### TASK TO COMPLETE
Rewrite the listing below with every "interactable" changed to "clickable", leaving everything else untouched.

◆ ◆ ◆

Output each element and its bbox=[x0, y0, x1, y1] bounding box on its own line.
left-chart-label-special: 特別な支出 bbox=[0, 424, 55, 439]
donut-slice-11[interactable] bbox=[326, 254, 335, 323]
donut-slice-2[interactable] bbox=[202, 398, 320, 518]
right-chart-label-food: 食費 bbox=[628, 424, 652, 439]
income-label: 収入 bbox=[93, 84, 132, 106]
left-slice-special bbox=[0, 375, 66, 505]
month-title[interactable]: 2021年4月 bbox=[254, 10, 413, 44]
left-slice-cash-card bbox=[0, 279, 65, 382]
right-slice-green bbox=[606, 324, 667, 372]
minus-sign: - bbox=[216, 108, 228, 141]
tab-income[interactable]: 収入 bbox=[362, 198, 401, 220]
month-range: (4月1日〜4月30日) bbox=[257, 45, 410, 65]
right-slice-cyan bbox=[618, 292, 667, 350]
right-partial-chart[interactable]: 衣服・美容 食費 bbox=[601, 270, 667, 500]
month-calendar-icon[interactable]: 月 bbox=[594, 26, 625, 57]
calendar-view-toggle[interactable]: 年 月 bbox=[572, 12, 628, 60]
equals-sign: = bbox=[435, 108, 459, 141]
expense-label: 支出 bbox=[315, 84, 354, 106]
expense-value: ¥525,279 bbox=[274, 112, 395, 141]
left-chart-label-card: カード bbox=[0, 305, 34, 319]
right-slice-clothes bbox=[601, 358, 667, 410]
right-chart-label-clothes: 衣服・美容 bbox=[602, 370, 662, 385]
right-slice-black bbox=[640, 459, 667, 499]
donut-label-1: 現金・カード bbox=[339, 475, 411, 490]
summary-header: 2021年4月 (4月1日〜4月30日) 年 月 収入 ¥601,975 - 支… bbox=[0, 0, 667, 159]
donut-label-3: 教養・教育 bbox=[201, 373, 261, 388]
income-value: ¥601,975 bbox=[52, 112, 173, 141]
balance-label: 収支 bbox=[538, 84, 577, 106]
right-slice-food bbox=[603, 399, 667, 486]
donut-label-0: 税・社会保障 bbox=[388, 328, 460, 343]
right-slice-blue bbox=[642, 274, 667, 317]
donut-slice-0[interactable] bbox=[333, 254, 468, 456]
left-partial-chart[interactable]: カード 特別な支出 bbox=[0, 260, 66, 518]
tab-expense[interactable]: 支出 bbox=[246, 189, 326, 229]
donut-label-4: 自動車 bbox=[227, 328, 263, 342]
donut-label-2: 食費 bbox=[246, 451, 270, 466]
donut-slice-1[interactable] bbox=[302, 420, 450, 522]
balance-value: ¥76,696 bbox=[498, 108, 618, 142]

◆ ◆ ◆

### ANSWER FOR THE TASK
Output each element and its bbox=[x0, y0, x1, y1] bounding box on its own line.
left-chart-label-special: 特別な支出 bbox=[0, 424, 55, 439]
donut-slice-11[clickable] bbox=[326, 254, 335, 323]
donut-slice-2[clickable] bbox=[202, 398, 320, 518]
right-chart-label-food: 食費 bbox=[628, 424, 652, 439]
income-label: 収入 bbox=[93, 84, 132, 106]
left-slice-special bbox=[0, 375, 66, 505]
month-title[clickable]: 2021年4月 bbox=[254, 10, 413, 44]
left-slice-cash-card bbox=[0, 279, 65, 382]
right-slice-green bbox=[606, 324, 667, 372]
minus-sign: - bbox=[216, 108, 228, 141]
tab-income[clickable]: 収入 bbox=[362, 198, 401, 220]
month-range: (4月1日〜4月30日) bbox=[257, 45, 410, 65]
right-slice-cyan bbox=[618, 292, 667, 350]
right-partial-chart[clickable]: 衣服・美容 食費 bbox=[601, 270, 667, 500]
month-calendar-icon[clickable]: 月 bbox=[594, 26, 625, 57]
calendar-view-toggle[clickable]: 年 月 bbox=[572, 12, 628, 60]
equals-sign: = bbox=[435, 108, 459, 141]
expense-label: 支出 bbox=[315, 84, 354, 106]
expense-value: ¥525,279 bbox=[274, 112, 395, 141]
left-chart-label-card: カード bbox=[0, 305, 34, 319]
right-slice-clothes bbox=[601, 358, 667, 410]
right-chart-label-clothes: 衣服・美容 bbox=[602, 370, 662, 385]
right-slice-black bbox=[640, 459, 667, 499]
donut-label-1: 現金・カード bbox=[339, 475, 411, 490]
summary-header: 2021年4月 (4月1日〜4月30日) 年 月 収入 ¥601,975 - 支… bbox=[0, 0, 667, 159]
donut-label-3: 教養・教育 bbox=[201, 373, 261, 388]
income-value: ¥601,975 bbox=[52, 112, 173, 141]
balance-label: 収支 bbox=[538, 84, 577, 106]
right-slice-food bbox=[603, 399, 667, 486]
donut-label-0: 税・社会保障 bbox=[388, 328, 460, 343]
right-slice-blue bbox=[642, 274, 667, 317]
donut-slice-0[clickable] bbox=[333, 254, 468, 456]
left-partial-chart[clickable]: カード 特別な支出 bbox=[0, 260, 66, 518]
tab-expense[clickable]: 支出 bbox=[246, 189, 326, 229]
donut-label-4: 自動車 bbox=[227, 328, 263, 342]
donut-label-2: 食費 bbox=[246, 451, 270, 466]
donut-slice-1[clickable] bbox=[302, 420, 450, 522]
balance-value: ¥76,696 bbox=[498, 108, 618, 142]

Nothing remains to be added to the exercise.